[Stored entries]
-----

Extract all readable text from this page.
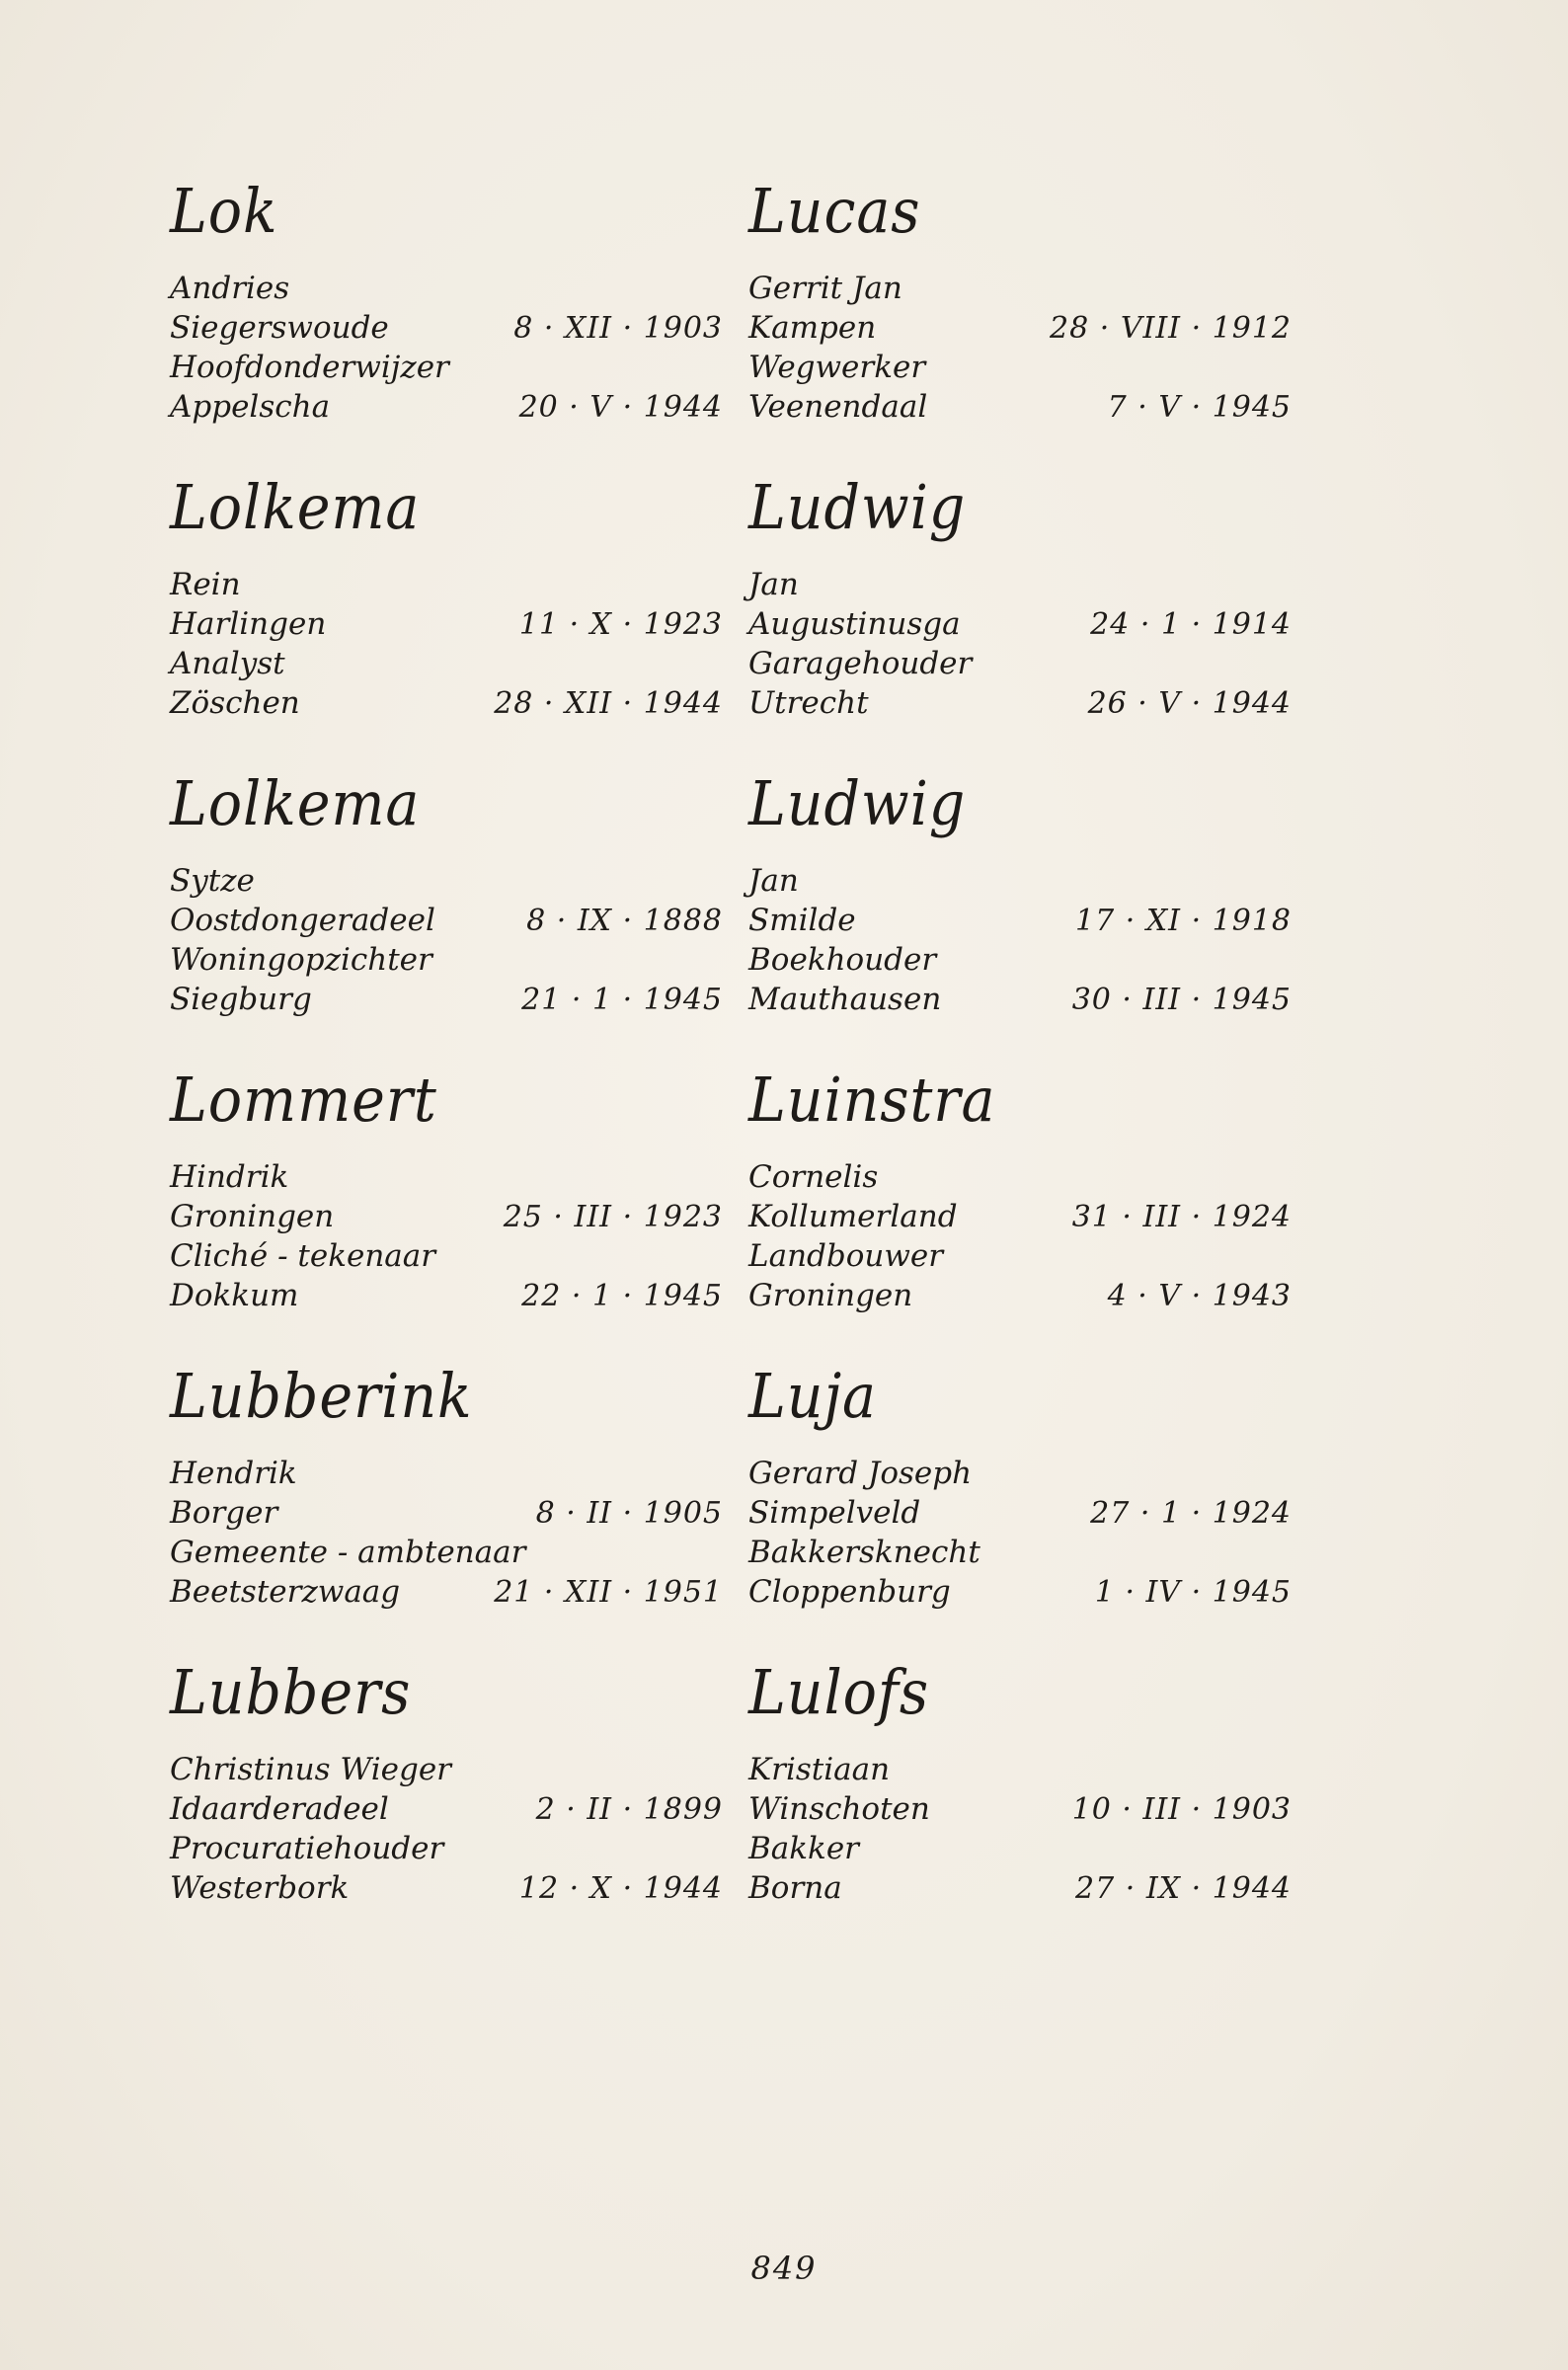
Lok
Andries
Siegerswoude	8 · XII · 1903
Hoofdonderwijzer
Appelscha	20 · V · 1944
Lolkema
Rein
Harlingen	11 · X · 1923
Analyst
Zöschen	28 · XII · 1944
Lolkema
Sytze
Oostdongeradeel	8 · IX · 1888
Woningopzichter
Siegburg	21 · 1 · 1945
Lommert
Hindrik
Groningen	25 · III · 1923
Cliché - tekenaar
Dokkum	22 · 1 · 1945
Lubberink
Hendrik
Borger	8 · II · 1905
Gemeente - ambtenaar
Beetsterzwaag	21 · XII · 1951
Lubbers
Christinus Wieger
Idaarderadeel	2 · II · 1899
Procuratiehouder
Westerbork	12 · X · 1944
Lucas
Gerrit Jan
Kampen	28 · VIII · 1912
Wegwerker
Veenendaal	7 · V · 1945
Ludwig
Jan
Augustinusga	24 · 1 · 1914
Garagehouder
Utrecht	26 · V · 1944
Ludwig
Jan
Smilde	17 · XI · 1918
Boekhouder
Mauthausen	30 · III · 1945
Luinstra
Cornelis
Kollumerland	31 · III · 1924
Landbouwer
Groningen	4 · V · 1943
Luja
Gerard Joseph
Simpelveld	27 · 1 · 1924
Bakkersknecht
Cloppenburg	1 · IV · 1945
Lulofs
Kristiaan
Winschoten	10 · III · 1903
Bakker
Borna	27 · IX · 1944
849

-----

■ **Stated exercise**
Search the records for the word "Groningen" and copy every line where it occurs.

■ **Output of the exercise**
Groningen	25 · III · 1923
Groningen	4 · V · 1943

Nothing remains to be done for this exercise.